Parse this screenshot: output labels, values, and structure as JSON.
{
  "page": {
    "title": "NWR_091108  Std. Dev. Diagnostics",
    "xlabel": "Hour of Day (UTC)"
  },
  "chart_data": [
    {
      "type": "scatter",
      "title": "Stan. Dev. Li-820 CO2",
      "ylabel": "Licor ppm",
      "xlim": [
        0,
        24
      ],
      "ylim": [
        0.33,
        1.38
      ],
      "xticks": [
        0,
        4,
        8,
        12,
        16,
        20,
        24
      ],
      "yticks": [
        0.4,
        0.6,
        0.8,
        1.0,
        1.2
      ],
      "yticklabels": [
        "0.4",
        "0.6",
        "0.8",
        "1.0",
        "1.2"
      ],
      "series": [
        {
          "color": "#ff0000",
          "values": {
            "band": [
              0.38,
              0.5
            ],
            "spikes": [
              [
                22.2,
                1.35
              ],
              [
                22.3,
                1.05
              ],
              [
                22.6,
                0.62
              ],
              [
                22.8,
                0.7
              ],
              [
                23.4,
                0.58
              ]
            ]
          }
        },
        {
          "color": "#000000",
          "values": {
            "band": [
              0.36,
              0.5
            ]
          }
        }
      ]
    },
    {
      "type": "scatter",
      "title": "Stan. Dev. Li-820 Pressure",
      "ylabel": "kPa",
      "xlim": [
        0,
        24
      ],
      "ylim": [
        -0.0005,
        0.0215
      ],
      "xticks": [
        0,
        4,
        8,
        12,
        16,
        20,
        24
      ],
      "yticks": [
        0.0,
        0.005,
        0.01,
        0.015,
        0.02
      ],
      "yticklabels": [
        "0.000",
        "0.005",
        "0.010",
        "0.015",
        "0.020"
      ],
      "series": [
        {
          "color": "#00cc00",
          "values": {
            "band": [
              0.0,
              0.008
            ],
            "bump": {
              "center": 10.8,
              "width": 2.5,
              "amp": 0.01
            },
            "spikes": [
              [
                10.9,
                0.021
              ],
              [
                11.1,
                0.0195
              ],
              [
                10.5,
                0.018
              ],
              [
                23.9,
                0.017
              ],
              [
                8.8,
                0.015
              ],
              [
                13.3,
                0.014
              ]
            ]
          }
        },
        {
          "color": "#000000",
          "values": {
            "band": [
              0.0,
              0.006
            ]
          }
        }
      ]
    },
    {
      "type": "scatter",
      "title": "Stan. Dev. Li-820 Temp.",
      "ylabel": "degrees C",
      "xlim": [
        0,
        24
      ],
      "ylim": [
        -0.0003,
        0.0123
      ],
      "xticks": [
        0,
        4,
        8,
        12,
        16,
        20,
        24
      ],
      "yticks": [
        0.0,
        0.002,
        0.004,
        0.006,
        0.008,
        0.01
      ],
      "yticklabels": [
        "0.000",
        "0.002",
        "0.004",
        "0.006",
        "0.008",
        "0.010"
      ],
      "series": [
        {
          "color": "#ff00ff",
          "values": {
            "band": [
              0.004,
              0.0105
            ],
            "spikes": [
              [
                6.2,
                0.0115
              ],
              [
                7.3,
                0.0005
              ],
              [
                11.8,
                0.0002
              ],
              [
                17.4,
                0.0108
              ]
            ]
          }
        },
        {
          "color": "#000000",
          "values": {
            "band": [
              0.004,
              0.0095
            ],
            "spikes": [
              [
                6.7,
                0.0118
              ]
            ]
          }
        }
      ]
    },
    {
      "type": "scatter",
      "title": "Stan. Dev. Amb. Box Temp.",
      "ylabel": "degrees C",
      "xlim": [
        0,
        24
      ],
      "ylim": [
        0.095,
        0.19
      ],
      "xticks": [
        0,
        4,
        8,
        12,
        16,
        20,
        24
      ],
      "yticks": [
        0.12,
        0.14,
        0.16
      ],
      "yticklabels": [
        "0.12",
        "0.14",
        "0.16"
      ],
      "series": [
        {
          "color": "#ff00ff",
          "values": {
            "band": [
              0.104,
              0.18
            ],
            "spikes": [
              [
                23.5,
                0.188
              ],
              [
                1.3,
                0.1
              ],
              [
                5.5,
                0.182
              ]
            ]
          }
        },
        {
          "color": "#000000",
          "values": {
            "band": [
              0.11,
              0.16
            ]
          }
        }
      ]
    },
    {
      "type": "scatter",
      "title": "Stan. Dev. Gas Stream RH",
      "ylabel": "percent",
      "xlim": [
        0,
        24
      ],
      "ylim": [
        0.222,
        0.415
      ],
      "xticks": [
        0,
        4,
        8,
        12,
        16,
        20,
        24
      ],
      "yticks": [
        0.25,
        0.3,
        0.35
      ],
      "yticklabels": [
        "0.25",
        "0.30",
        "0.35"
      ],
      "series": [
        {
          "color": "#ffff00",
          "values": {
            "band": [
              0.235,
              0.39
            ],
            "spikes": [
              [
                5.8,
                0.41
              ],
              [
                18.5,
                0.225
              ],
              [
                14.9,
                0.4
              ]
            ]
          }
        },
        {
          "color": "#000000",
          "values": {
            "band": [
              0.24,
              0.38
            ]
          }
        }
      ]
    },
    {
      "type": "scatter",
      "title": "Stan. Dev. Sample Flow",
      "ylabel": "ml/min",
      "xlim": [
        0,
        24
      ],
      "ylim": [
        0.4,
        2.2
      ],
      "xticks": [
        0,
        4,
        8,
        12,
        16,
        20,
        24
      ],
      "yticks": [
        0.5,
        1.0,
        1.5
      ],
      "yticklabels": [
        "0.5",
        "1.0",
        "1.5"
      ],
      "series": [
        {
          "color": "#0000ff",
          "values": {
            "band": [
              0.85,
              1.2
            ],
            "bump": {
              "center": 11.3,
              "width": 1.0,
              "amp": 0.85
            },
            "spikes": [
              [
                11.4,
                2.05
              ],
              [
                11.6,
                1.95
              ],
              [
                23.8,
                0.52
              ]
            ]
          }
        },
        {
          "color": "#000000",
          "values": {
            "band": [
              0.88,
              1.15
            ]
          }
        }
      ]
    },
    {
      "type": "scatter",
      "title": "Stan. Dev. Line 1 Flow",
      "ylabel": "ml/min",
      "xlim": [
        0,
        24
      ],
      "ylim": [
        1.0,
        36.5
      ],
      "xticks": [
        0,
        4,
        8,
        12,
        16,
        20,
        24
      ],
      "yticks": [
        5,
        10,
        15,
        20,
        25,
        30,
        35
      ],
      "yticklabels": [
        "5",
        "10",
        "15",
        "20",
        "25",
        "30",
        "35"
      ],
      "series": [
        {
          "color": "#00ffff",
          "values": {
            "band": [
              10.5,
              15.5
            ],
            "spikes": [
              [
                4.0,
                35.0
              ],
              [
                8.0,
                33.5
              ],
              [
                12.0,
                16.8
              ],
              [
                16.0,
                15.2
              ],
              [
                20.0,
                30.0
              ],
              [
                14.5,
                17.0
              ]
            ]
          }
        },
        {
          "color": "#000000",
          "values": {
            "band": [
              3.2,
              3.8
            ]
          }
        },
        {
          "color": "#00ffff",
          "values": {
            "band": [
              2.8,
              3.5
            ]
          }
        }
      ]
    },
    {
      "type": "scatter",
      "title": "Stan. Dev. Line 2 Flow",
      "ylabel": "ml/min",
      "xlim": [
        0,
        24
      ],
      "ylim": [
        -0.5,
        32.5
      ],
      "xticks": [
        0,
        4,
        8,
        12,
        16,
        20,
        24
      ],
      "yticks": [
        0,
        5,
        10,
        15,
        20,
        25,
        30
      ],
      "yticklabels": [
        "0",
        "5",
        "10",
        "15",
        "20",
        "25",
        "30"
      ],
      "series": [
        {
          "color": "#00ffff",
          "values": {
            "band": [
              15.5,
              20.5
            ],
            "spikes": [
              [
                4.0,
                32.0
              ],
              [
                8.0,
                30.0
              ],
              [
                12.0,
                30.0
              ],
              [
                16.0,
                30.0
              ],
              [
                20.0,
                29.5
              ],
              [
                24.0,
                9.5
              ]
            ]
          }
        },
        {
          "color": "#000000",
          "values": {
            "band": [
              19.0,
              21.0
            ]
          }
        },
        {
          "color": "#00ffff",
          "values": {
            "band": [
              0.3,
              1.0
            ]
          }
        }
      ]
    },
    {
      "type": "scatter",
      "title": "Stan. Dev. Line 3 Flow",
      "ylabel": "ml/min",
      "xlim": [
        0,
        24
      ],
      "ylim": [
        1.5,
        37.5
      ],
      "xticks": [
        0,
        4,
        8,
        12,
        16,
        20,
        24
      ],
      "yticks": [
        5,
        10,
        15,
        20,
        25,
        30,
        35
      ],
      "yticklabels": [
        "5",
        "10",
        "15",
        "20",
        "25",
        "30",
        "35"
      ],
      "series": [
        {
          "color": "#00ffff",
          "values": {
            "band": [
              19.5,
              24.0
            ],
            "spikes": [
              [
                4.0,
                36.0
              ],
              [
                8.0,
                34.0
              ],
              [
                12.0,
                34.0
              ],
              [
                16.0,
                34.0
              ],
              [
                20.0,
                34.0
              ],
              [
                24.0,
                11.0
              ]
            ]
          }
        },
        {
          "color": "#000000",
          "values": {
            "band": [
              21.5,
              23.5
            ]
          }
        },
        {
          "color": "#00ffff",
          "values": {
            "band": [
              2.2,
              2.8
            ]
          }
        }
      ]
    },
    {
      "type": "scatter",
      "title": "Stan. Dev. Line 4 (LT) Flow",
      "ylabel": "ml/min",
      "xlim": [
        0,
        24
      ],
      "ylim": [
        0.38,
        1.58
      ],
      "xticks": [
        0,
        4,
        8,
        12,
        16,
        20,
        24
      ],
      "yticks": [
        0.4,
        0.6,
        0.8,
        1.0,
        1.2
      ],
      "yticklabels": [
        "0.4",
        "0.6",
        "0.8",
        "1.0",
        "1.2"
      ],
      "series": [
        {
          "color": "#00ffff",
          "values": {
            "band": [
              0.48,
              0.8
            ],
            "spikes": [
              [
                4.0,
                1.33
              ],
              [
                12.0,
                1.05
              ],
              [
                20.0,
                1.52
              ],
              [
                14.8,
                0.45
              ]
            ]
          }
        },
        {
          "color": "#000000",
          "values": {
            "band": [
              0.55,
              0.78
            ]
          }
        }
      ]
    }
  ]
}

_ _ _ _

### REQUIRED TASK
Work out how many lines of the material above contain the word "title", then give only that figure.

### RESULT OF THE EXERCISE
11